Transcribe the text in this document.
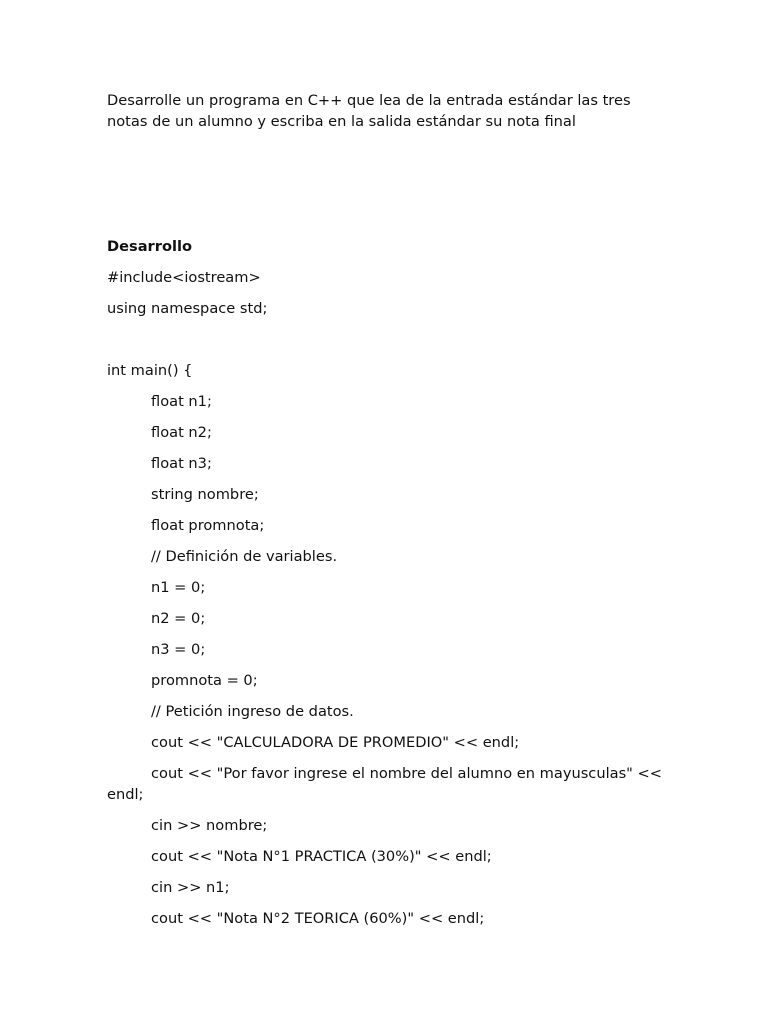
Desarrolle un programa en C++ que lea de la entrada estándar las tres notas de un alumno y escriba en la salida estándar su nota final

Desarrollo

#include<iostream>
using namespace std;
int main() {
float n1;
float n2;
float n3;
string nombre;
float promnota;
// Definición de variables.
n1 = 0;
n2 = 0;
n3 = 0;
promnota = 0;
// Petición ingreso de datos.
cout << "CALCULADORA DE PROMEDIO" << endl;
cout << "Por favor ingrese el nombre del alumno en mayusculas" << endl;
cin >> nombre;
cout << "Nota N°1 PRACTICA (30%)" << endl;
cin >> n1;
cout << "Nota N°2 TEORICA (60%)" << endl;
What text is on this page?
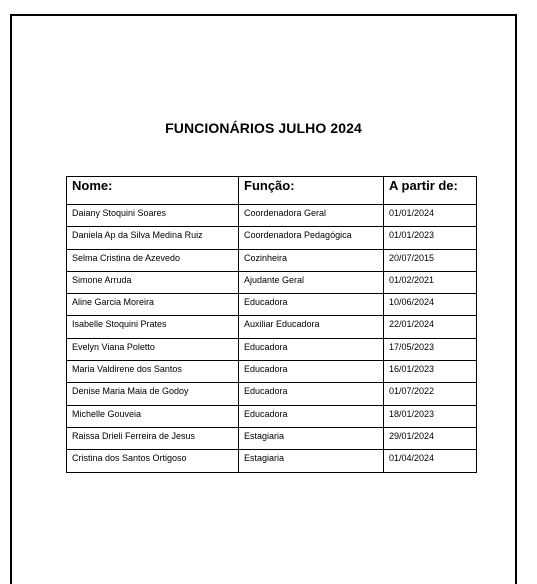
FUNCIONÁRIOS JULHO 2024
Nome:	Função:	A partir de:
Daiany Stoquini Soares	Coordenadora Geral	01/01/2024
Daniela Ap da Silva Medina Ruiz	Coordenadora Pedagógica	01/01/2023
Selma Cristina de Azevedo	Cozinheira	20/07/2015
Simone Arruda	Ajudante Geral	01/02/2021
Aline Garcia Moreira	Educadora	10/06/2024
Isabelle Stoquini Prates	Auxiliar Educadora	22/01/2024
Evelyn Viana Poletto	Educadora	17/05/2023
Maria Valdirene dos Santos	Educadora	16/01/2023
Denise Maria Maia de Godoy	Educadora	01/07/2022
Michelle Gouveia	Educadora	18/01/2023
Raissa Drieli Ferreira de Jesus	Estagiaria	29/01/2024
Cristina dos Santos Ortigoso	Estagiaria	01/04/2024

*Given instruction*:
Repeat the preceding records precisely, and leave every picture out of the copy.

*Written response*:
Transcribe the text in this document.
Desarrolle un programa en C++ que lea de la entrada estándar las tres notas de un alumno y escriba en la salida estándar su nota final

Desarrollo

#include<iostream>
using namespace std;
int main() {
float n1;
float n2;
float n3;
string nombre;
float promnota;
// Definición de variables.
n1 = 0;
n2 = 0;
n3 = 0;
promnota = 0;
// Petición ingreso de datos.
cout << "CALCULADORA DE PROMEDIO" << endl;
cout << "Por favor ingrese el nombre del alumno en mayusculas" << endl;
cin >> nombre;
cout << "Nota N°1 PRACTICA (30%)" << endl;
cin >> n1;
cout << "Nota N°2 TEORICA (60%)" << endl;
What text is on this page?
FUNCIONÁRIOS JULHO 2024
Nome:	Função:	A partir de:
Daiany Stoquini Soares	Coordenadora Geral	01/01/2024
Daniela Ap da Silva Medina Ruiz	Coordenadora Pedagógica	01/01/2023
Selma Cristina de Azevedo	Cozinheira	20/07/2015
Simone Arruda	Ajudante Geral	01/02/2021
Aline Garcia Moreira	Educadora	10/06/2024
Isabelle Stoquini Prates	Auxiliar Educadora	22/01/2024
Evelyn Viana Poletto	Educadora	17/05/2023
Maria Valdirene dos Santos	Educadora	16/01/2023
Denise Maria Maia de Godoy	Educadora	01/07/2022
Michelle Gouveia	Educadora	18/01/2023
Raissa Drieli Ferreira de Jesus	Estagiaria	29/01/2024
Cristina dos Santos Ortigoso	Estagiaria	01/04/2024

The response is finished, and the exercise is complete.